### [Goal]
Go through the data and copy every line exactly, but not the images.

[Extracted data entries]
***

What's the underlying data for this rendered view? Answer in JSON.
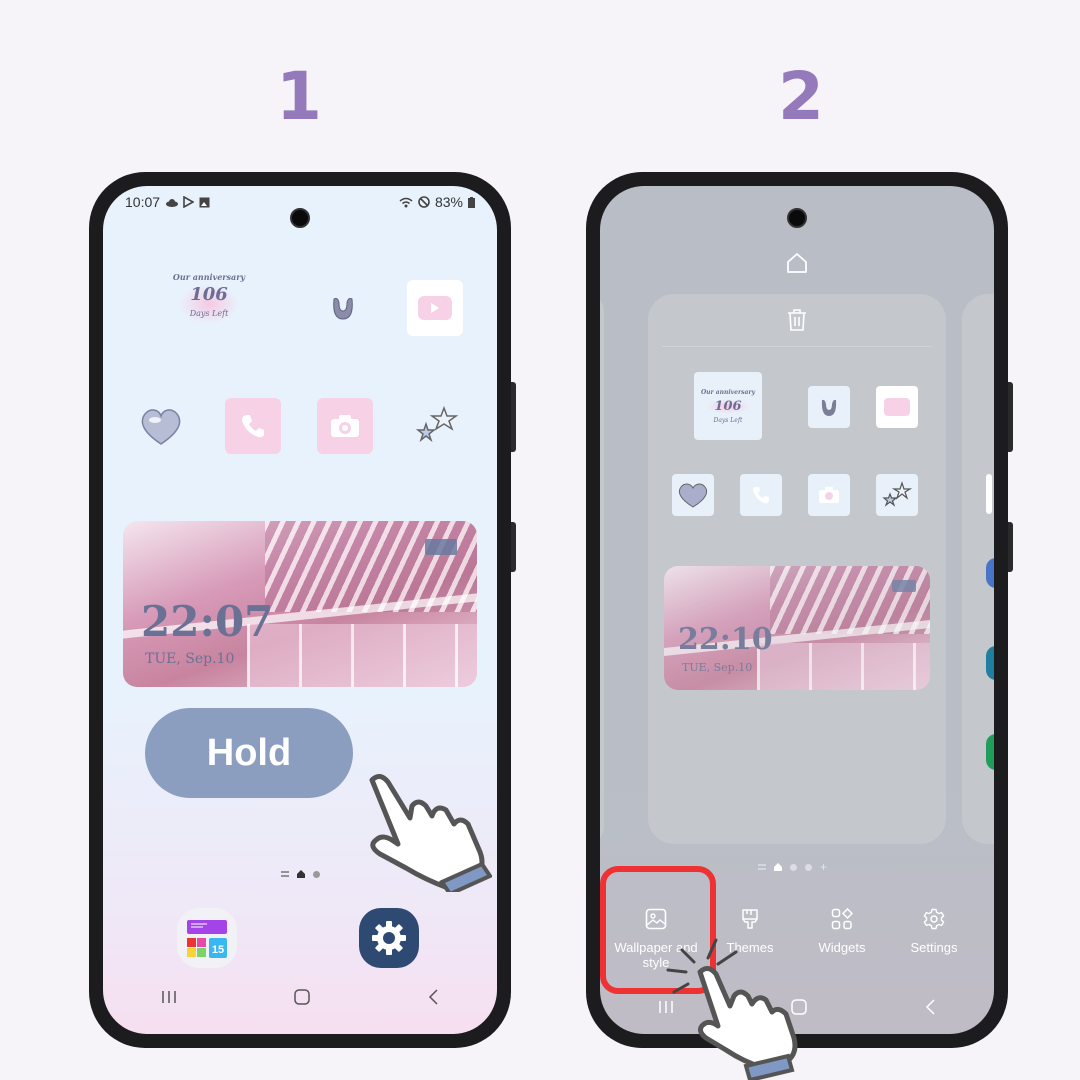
{
  "steps": [
    "1",
    "2"
  ],
  "phone1": {
    "status_bar": {
      "time": "10:07",
      "left_icons": [
        "cloud-icon",
        "play-store-icon",
        "gallery-icon"
      ],
      "right_icons": [
        "wifi-icon",
        "do-not-disturb-icon"
      ],
      "battery": "83%"
    },
    "anniversary_widget": {
      "title": "Our anniversary",
      "days": "106",
      "subtitle": "Days Left"
    },
    "apps_row1": [
      "u-icon",
      "youtube-icon"
    ],
    "apps_row2": [
      "heart-icon",
      "phone-icon",
      "camera-icon",
      "stars-icon"
    ],
    "clock_widget": {
      "time": "22:07",
      "date": "TUE, Sep.10"
    },
    "hold_label": "Hold",
    "dock": [
      "calendar-app-icon",
      "settings-icon"
    ],
    "nav": [
      "recents",
      "home",
      "back"
    ]
  },
  "phone2": {
    "anniversary_widget": {
      "title": "Our anniversary",
      "days": "106",
      "subtitle": "Days Left"
    },
    "clock_widget": {
      "time": "22:10",
      "date": "TUE, Sep.10"
    },
    "options": [
      {
        "icon": "image-icon",
        "label": "Wallpaper and style"
      },
      {
        "icon": "brush-icon",
        "label": "Themes"
      },
      {
        "icon": "widgets-icon",
        "label": "Widgets"
      },
      {
        "icon": "gear-icon",
        "label": "Settings"
      }
    ],
    "highlight_color": "#ee3234"
  },
  "colors": {
    "step": "#9479bb",
    "hold": "#8b9ec0"
  }
}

***

### [Final result]
What's the underlying data for this rendered view? Answer in JSON.
{
  "steps": [
    "1",
    "2"
  ],
  "phone1": {
    "status_bar": {
      "time": "10:07",
      "left_icons": [
        "cloud-icon",
        "play-store-icon",
        "gallery-icon"
      ],
      "right_icons": [
        "wifi-icon",
        "do-not-disturb-icon"
      ],
      "battery": "83%"
    },
    "anniversary_widget": {
      "title": "Our anniversary",
      "days": "106",
      "subtitle": "Days Left"
    },
    "apps_row1": [
      "u-icon",
      "youtube-icon"
    ],
    "apps_row2": [
      "heart-icon",
      "phone-icon",
      "camera-icon",
      "stars-icon"
    ],
    "clock_widget": {
      "time": "22:07",
      "date": "TUE, Sep.10"
    },
    "hold_label": "Hold",
    "dock": [
      "calendar-app-icon",
      "settings-icon"
    ],
    "nav": [
      "recents",
      "home",
      "back"
    ]
  },
  "phone2": {
    "anniversary_widget": {
      "title": "Our anniversary",
      "days": "106",
      "subtitle": "Days Left"
    },
    "clock_widget": {
      "time": "22:10",
      "date": "TUE, Sep.10"
    },
    "options": [
      {
        "icon": "image-icon",
        "label": "Wallpaper and style"
      },
      {
        "icon": "brush-icon",
        "label": "Themes"
      },
      {
        "icon": "widgets-icon",
        "label": "Widgets"
      },
      {
        "icon": "gear-icon",
        "label": "Settings"
      }
    ],
    "highlight_color": "#ee3234"
  },
  "colors": {
    "step": "#9479bb",
    "hold": "#8b9ec0"
  }
}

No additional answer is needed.